Stated exercise —
Go through the data below. Pull out every line that has the word "helpful".

Material for this task —
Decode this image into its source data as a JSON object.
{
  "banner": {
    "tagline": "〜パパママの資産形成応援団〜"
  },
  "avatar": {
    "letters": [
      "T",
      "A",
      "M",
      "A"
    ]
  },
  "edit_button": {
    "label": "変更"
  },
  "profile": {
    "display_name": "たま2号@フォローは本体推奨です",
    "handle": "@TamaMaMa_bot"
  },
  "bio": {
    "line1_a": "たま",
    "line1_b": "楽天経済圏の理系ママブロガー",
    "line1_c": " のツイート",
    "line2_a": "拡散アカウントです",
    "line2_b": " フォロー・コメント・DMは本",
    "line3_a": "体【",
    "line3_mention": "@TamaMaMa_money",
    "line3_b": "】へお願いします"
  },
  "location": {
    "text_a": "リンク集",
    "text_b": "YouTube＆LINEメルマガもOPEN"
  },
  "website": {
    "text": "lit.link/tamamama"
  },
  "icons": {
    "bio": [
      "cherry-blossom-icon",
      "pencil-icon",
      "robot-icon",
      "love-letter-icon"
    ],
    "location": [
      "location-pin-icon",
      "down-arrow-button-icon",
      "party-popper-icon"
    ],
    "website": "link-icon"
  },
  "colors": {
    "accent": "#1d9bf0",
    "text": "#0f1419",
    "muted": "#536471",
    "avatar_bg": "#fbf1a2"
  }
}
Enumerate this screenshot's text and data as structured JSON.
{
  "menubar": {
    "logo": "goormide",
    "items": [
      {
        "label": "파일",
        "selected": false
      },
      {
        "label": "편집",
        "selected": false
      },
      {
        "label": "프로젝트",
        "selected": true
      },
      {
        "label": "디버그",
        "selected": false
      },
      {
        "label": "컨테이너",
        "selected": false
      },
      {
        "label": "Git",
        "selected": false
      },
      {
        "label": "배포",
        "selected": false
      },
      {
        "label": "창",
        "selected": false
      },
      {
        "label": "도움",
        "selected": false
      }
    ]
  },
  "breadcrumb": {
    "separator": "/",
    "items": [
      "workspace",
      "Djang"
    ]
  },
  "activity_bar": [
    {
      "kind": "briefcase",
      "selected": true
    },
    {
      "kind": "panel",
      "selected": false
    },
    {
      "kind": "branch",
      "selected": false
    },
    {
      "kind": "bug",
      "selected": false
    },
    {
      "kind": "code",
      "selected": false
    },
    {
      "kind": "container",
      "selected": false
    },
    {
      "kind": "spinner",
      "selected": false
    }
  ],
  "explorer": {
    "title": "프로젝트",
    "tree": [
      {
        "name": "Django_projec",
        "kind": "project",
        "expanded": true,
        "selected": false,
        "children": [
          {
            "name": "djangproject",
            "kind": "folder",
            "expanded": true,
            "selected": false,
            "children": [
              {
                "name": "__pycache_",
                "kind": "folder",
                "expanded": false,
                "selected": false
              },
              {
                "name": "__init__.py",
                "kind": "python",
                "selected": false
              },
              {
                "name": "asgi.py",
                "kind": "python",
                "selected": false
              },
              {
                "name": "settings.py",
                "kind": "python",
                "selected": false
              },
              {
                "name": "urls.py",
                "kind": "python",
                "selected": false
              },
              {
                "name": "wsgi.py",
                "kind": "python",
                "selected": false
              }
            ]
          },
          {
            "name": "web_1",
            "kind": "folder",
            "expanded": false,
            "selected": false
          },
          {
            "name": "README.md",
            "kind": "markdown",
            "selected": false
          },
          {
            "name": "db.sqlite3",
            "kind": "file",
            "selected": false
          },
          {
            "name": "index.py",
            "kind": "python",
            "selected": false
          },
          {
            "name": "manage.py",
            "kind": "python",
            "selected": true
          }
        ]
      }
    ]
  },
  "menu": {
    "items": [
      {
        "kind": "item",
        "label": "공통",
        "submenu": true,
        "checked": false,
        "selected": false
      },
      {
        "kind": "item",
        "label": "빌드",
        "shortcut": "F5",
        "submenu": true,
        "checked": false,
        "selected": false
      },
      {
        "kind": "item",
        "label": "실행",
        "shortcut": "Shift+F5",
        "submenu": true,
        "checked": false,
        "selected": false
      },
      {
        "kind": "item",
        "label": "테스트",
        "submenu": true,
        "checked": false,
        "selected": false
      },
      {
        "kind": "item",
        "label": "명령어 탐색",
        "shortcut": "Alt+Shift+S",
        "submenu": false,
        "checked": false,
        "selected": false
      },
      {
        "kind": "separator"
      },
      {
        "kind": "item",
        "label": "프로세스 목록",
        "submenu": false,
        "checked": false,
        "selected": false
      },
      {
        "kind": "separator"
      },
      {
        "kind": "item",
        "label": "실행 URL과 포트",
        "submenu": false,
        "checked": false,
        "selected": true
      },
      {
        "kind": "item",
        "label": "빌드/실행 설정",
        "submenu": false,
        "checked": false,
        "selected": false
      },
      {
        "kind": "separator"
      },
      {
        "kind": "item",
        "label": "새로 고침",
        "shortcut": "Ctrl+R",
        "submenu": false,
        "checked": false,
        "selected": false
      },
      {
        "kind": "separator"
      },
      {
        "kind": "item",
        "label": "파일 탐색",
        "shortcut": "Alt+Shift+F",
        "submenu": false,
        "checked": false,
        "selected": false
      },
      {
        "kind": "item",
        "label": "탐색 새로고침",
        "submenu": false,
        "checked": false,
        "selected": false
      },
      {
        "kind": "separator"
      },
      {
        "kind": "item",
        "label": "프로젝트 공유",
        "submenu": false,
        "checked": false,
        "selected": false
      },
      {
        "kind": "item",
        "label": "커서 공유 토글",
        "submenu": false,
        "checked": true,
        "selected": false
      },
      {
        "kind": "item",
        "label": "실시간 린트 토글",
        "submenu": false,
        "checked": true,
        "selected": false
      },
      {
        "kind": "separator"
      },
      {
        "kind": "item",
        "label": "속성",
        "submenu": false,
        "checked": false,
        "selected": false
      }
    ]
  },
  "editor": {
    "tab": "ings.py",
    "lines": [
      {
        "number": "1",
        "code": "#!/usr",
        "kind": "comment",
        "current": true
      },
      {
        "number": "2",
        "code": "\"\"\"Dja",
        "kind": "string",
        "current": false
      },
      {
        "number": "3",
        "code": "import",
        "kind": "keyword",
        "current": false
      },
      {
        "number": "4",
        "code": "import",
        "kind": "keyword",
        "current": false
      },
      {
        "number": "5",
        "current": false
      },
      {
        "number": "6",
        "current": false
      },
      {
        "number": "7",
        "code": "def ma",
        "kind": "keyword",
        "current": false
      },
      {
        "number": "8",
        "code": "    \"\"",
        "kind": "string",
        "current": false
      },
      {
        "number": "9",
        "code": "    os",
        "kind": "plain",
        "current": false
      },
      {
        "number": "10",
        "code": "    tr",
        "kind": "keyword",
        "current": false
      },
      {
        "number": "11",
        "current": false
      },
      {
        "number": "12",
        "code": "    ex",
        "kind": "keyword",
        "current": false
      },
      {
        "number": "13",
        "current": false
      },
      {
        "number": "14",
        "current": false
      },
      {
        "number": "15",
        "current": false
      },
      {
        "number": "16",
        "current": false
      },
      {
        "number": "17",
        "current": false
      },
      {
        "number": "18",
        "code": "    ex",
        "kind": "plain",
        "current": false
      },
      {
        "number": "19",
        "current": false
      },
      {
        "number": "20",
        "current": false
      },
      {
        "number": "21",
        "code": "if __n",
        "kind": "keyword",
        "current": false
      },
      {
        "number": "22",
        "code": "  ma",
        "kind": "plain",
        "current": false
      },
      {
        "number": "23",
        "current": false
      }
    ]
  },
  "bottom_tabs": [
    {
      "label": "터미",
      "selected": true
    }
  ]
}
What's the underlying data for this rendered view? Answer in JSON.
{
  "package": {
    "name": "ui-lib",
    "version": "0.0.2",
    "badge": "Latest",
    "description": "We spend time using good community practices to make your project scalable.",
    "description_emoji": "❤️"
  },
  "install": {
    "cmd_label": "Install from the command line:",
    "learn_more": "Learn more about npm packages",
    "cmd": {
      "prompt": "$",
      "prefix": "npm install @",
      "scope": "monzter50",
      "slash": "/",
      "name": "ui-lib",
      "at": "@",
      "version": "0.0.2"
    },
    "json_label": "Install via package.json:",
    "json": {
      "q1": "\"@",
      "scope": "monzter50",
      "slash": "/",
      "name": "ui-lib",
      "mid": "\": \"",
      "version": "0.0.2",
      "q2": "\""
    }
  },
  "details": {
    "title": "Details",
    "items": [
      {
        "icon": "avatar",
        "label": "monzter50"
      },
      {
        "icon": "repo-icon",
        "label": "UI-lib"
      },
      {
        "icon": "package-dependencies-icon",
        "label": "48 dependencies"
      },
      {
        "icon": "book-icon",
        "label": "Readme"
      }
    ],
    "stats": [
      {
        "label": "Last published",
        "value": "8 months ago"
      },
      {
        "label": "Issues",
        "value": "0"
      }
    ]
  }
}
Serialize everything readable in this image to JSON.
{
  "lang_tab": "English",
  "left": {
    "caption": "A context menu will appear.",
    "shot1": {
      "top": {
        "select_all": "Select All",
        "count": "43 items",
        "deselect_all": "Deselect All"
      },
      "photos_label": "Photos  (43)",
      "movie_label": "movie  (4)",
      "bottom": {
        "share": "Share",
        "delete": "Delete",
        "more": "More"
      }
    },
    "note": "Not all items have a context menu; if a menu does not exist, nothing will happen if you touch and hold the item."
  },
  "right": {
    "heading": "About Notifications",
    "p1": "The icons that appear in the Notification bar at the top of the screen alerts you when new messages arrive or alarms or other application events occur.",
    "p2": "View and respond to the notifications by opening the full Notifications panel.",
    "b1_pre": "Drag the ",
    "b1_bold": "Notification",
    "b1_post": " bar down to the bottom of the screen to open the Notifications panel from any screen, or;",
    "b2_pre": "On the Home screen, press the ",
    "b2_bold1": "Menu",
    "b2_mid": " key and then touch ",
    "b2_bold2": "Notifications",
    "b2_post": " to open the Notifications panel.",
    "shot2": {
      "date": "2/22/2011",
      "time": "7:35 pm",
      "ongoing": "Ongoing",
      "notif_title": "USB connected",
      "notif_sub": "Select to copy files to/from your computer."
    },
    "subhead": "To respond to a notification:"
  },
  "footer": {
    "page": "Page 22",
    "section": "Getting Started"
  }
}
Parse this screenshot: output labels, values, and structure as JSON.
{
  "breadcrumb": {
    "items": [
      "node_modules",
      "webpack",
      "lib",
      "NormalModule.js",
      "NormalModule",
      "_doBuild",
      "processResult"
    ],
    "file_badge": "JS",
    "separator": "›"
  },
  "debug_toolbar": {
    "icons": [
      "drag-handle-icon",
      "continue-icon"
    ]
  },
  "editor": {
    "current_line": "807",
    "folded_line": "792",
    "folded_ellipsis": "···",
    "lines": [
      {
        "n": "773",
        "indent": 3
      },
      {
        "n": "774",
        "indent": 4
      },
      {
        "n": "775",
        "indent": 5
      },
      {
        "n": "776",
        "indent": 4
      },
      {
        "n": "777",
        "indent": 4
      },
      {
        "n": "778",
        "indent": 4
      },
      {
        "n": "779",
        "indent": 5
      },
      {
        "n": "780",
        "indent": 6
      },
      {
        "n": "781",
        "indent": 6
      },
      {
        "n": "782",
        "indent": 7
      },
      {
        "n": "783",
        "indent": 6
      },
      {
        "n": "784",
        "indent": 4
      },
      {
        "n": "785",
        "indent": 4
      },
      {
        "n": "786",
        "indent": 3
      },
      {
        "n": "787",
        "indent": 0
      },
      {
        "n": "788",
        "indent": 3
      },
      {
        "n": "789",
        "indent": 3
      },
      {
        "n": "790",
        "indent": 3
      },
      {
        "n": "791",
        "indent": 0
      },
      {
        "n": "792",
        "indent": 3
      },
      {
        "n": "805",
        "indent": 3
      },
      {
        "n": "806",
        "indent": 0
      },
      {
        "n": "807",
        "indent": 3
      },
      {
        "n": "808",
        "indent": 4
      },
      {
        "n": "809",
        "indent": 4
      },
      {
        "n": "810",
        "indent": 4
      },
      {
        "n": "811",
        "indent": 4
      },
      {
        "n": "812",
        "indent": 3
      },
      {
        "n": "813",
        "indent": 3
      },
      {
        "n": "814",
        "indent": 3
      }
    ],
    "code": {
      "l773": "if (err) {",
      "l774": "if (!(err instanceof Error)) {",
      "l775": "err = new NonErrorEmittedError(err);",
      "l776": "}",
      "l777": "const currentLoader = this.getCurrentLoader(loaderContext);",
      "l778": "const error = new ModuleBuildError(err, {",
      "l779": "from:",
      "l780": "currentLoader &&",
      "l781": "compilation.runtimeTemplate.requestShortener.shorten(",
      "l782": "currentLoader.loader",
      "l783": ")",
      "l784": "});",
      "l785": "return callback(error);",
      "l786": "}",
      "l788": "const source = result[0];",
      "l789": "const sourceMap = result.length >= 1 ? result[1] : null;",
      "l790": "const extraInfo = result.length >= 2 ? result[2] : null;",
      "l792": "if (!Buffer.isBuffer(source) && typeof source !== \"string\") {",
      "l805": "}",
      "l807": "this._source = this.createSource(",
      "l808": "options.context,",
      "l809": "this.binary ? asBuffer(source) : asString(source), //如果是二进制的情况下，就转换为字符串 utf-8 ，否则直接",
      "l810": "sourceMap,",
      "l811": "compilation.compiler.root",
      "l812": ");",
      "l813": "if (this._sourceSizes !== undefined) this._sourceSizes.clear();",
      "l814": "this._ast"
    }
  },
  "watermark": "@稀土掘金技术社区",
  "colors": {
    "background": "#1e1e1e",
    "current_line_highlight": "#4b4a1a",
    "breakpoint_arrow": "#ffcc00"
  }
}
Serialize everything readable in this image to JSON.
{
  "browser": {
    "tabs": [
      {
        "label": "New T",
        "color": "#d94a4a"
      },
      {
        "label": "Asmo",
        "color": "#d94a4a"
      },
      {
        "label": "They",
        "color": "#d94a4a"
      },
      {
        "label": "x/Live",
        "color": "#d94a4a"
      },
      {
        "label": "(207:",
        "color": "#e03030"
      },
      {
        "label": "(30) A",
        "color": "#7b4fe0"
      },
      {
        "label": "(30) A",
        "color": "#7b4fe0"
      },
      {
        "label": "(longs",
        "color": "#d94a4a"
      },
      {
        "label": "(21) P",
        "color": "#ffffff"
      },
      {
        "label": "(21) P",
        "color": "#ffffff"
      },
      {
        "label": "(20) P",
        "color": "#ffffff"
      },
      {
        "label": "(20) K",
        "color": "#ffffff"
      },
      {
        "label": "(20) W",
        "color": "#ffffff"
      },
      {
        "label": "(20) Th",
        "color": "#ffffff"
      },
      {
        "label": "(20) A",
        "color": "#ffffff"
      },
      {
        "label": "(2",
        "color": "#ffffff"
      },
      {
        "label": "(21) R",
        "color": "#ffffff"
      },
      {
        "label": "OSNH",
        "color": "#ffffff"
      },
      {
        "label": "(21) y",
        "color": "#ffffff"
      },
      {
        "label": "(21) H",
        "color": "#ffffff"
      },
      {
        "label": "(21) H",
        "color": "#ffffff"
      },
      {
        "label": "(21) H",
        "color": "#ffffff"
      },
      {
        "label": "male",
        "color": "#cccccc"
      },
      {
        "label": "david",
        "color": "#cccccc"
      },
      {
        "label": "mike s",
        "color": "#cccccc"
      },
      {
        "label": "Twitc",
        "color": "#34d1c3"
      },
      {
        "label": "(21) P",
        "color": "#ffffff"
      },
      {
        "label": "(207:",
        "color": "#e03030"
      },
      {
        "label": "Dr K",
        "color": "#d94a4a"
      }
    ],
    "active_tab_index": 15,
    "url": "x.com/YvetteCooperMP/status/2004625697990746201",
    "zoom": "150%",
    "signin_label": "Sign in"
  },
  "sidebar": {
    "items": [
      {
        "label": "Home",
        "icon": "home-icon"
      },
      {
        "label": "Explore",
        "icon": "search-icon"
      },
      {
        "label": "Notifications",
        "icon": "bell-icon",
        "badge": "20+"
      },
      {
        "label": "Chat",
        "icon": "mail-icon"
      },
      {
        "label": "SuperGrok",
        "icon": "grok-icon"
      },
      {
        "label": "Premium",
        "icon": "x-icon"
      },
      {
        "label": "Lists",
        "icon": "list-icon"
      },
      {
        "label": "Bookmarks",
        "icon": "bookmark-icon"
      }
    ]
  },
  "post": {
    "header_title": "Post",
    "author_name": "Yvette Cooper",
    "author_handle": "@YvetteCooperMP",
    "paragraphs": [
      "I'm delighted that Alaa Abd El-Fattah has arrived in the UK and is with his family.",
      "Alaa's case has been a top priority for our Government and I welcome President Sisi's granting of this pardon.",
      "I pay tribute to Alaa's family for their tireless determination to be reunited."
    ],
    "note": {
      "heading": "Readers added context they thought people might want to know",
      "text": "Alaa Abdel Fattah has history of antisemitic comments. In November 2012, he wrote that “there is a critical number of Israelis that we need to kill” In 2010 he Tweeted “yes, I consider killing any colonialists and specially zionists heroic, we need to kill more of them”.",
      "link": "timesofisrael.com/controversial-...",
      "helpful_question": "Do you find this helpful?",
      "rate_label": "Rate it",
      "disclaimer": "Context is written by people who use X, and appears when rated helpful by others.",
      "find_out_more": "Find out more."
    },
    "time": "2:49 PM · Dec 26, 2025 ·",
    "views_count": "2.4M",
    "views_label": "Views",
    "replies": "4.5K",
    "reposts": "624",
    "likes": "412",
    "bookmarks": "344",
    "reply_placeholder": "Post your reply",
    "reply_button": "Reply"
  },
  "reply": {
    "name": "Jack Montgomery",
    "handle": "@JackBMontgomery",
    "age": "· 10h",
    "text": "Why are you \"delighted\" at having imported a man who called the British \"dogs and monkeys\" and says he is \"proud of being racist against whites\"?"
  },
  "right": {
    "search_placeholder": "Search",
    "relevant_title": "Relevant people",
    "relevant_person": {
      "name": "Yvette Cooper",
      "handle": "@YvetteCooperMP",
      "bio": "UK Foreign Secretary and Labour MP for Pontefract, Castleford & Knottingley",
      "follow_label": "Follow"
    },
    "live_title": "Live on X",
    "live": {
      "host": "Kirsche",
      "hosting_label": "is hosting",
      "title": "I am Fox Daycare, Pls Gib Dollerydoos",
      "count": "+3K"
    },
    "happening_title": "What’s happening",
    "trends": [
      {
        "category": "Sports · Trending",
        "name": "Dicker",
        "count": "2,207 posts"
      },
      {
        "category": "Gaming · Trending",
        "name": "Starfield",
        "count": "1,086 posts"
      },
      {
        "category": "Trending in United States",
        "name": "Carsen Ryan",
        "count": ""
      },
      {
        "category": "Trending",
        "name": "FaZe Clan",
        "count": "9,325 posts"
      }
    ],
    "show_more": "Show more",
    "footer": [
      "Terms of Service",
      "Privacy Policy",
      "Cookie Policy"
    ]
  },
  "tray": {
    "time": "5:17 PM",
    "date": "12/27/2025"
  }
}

Complete answer —
      "helpful_question": "Do you find this helpful?",
      "disclaimer": "Context is written by people who use X, and appears when rated helpful by others.",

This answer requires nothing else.